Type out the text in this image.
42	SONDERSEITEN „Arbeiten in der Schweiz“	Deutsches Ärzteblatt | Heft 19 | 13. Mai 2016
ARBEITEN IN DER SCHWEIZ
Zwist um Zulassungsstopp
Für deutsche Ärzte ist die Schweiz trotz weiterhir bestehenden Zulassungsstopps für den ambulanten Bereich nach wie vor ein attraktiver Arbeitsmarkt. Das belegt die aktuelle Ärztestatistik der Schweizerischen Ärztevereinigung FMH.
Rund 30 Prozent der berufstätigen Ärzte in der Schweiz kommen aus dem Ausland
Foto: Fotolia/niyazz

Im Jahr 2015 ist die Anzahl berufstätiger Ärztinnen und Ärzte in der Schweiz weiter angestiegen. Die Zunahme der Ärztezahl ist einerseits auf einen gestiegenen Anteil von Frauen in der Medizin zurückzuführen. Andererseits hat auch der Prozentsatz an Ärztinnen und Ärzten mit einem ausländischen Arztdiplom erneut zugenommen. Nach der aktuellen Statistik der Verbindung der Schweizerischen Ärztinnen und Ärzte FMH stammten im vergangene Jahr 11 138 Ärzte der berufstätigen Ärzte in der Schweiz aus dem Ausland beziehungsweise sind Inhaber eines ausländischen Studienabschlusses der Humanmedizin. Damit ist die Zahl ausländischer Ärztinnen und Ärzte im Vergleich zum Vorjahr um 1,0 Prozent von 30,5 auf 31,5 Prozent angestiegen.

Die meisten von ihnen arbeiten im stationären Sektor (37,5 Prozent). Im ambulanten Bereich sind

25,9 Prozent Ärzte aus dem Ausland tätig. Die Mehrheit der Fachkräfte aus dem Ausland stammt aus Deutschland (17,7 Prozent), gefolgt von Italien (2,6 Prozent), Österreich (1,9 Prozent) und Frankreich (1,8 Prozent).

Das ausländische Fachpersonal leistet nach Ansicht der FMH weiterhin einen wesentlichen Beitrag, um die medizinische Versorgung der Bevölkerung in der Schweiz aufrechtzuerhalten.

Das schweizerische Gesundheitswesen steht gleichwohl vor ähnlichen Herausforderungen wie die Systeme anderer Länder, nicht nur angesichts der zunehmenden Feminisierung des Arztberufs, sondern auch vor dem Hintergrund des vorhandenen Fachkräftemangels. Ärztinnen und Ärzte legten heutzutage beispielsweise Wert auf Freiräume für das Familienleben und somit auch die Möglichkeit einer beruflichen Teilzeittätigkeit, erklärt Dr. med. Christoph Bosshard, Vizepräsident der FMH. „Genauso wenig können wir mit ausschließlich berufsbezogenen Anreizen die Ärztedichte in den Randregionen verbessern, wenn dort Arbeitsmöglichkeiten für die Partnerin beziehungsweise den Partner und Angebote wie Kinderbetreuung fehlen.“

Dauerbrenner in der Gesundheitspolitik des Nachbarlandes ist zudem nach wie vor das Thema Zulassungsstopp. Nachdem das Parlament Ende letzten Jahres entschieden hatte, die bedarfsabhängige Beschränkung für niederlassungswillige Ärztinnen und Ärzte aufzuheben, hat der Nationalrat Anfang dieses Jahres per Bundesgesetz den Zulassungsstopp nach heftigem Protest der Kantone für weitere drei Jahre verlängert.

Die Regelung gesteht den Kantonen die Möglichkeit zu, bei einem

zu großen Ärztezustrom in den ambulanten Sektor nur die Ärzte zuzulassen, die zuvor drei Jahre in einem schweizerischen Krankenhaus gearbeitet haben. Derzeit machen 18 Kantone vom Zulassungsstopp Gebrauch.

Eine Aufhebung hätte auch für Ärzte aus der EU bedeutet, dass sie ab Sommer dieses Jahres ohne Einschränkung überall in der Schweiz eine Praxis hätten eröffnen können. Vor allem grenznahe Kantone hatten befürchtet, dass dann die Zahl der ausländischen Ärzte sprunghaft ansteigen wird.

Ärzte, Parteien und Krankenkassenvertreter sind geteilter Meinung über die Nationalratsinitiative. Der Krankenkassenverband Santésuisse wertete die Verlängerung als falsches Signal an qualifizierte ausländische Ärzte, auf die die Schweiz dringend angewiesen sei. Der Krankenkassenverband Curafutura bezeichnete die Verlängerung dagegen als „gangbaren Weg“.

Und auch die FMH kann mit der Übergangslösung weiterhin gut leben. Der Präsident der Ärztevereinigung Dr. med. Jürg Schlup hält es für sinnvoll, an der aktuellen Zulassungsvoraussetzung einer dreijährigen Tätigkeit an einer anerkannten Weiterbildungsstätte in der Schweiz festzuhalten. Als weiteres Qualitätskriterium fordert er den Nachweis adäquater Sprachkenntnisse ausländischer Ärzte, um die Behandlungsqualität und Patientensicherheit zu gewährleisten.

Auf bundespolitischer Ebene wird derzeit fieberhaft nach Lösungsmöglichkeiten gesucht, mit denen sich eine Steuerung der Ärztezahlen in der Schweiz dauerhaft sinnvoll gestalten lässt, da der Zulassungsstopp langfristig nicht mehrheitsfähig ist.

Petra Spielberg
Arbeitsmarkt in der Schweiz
┄┄┄┄┄┄┄┄┄┄┄┄┄┄┄┄┄┄┄┄
— What is expected —
Where in the entries does the word "Jahres" occur? Copy out each line that has it.

— Reply —
Dauerbrenner in der Gesundheitspolitik des Nachbarlandes ist zudem nach wie vor das Thema Zulassungsstopp. Nachdem das Parlament Ende letzten Jahres entschieden hatte, die bedarfsabhängige Beschränkung für niederlassungswillige Ärztinnen und Ärzte aufzuheben, hat der Nationalrat Anfang dieses Jahres per Bundesgesetz den Zulassungsstopp nach heftigem Protest der Kantone für weitere drei Jahre verlängert.
Eine Aufhebung hätte auch für Ärzte aus der EU bedeutet, dass sie ab Sommer dieses Jahres ohne Einschränkung überall in der Schweiz eine Praxis hätten eröffnen können. Vor allem grenznahe Kantone hatten befürchtet, dass dann die Zahl der ausländischen Ärzte sprunghaft ansteigen wird.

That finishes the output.